> Records shown:
"""

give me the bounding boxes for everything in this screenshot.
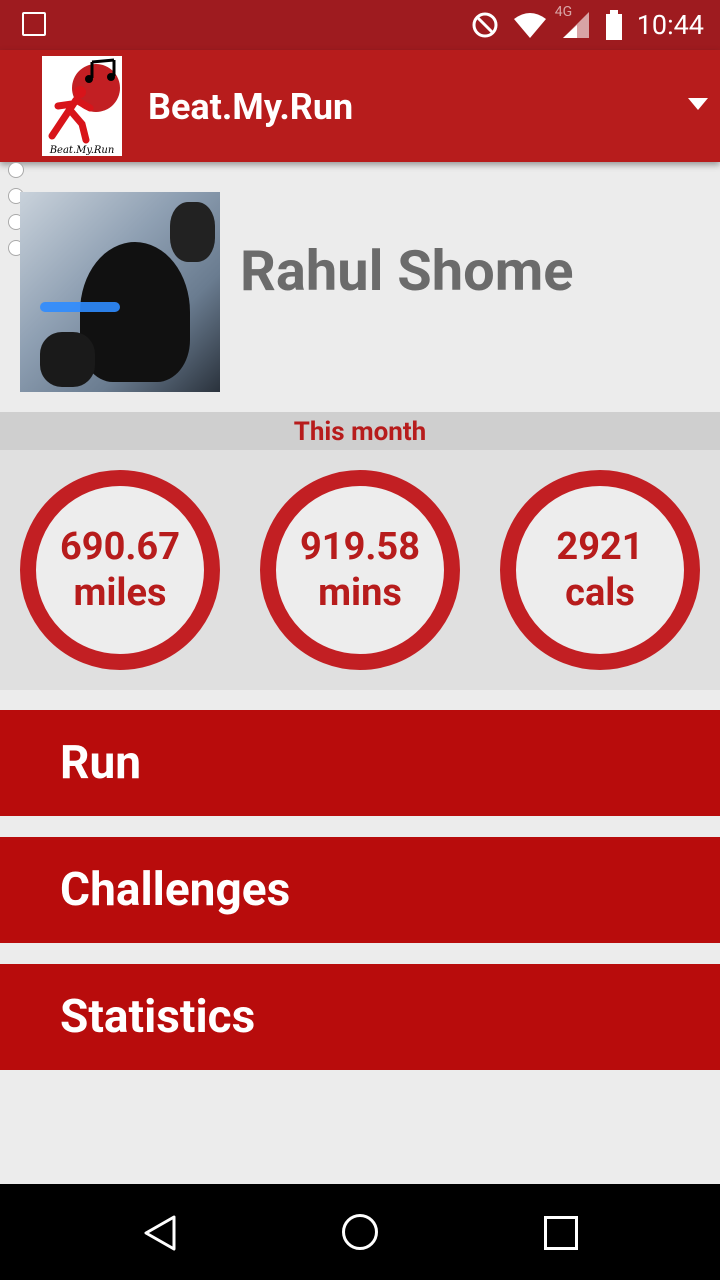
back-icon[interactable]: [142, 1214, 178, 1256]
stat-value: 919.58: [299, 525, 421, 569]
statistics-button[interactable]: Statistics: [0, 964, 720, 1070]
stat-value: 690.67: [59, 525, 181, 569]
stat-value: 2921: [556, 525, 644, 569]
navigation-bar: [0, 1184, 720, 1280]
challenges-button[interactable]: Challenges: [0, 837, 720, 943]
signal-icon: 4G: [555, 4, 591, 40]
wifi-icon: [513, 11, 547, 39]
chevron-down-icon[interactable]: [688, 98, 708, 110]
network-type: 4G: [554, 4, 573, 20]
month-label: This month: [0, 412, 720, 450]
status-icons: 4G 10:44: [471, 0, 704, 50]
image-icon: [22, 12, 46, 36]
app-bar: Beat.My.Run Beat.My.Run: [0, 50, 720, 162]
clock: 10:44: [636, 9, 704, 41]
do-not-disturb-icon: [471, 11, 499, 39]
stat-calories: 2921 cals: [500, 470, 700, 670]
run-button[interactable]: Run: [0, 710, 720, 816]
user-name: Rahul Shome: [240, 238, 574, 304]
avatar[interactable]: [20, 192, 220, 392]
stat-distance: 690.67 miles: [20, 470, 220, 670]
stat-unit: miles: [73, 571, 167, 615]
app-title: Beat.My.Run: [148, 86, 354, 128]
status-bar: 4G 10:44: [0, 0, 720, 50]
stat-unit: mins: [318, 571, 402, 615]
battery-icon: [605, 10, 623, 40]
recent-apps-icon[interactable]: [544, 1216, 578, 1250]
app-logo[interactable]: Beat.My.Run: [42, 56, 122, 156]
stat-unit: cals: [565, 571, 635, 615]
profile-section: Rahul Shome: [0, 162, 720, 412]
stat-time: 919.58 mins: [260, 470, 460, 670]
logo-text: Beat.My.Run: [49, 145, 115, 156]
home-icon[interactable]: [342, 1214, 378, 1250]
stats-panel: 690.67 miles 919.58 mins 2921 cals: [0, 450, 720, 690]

"""

> Objective: Return the lines of the records above exactly as they appear, covering all the records, and leave the pictures out of your answer.

> Worked solution:
give me the bounding boxes for everything in this screenshot.
back-icon[interactable]: [142, 1214, 178, 1256]
stat-value: 919.58: [299, 525, 421, 569]
statistics-button[interactable]: Statistics: [0, 964, 720, 1070]
stat-value: 690.67: [59, 525, 181, 569]
stat-value: 2921: [556, 525, 644, 569]
navigation-bar: [0, 1184, 720, 1280]
challenges-button[interactable]: Challenges: [0, 837, 720, 943]
signal-icon: 4G: [555, 4, 591, 40]
wifi-icon: [513, 11, 547, 39]
chevron-down-icon[interactable]: [688, 98, 708, 110]
network-type: 4G: [554, 4, 573, 20]
month-label: This month: [0, 412, 720, 450]
status-icons: 4G 10:44: [471, 0, 704, 50]
image-icon: [22, 12, 46, 36]
app-bar: Beat.My.Run Beat.My.Run: [0, 50, 720, 162]
clock: 10:44: [636, 9, 704, 41]
do-not-disturb-icon: [471, 11, 499, 39]
stat-calories: 2921 cals: [500, 470, 700, 670]
run-button[interactable]: Run: [0, 710, 720, 816]
user-name: Rahul Shome: [240, 238, 574, 304]
avatar[interactable]: [20, 192, 220, 392]
stat-distance: 690.67 miles: [20, 470, 220, 670]
stat-unit: miles: [73, 571, 167, 615]
app-title: Beat.My.Run: [148, 86, 354, 128]
status-bar: 4G 10:44: [0, 0, 720, 50]
stat-unit: mins: [318, 571, 402, 615]
battery-icon: [605, 10, 623, 40]
recent-apps-icon[interactable]: [544, 1216, 578, 1250]
app-logo[interactable]: Beat.My.Run: [42, 56, 122, 156]
stat-unit: cals: [565, 571, 635, 615]
profile-section: Rahul Shome: [0, 162, 720, 412]
stat-time: 919.58 mins: [260, 470, 460, 670]
logo-text: Beat.My.Run: [49, 145, 115, 156]
home-icon[interactable]: [342, 1214, 378, 1250]
stats-panel: 690.67 miles 919.58 mins 2921 cals: [0, 450, 720, 690]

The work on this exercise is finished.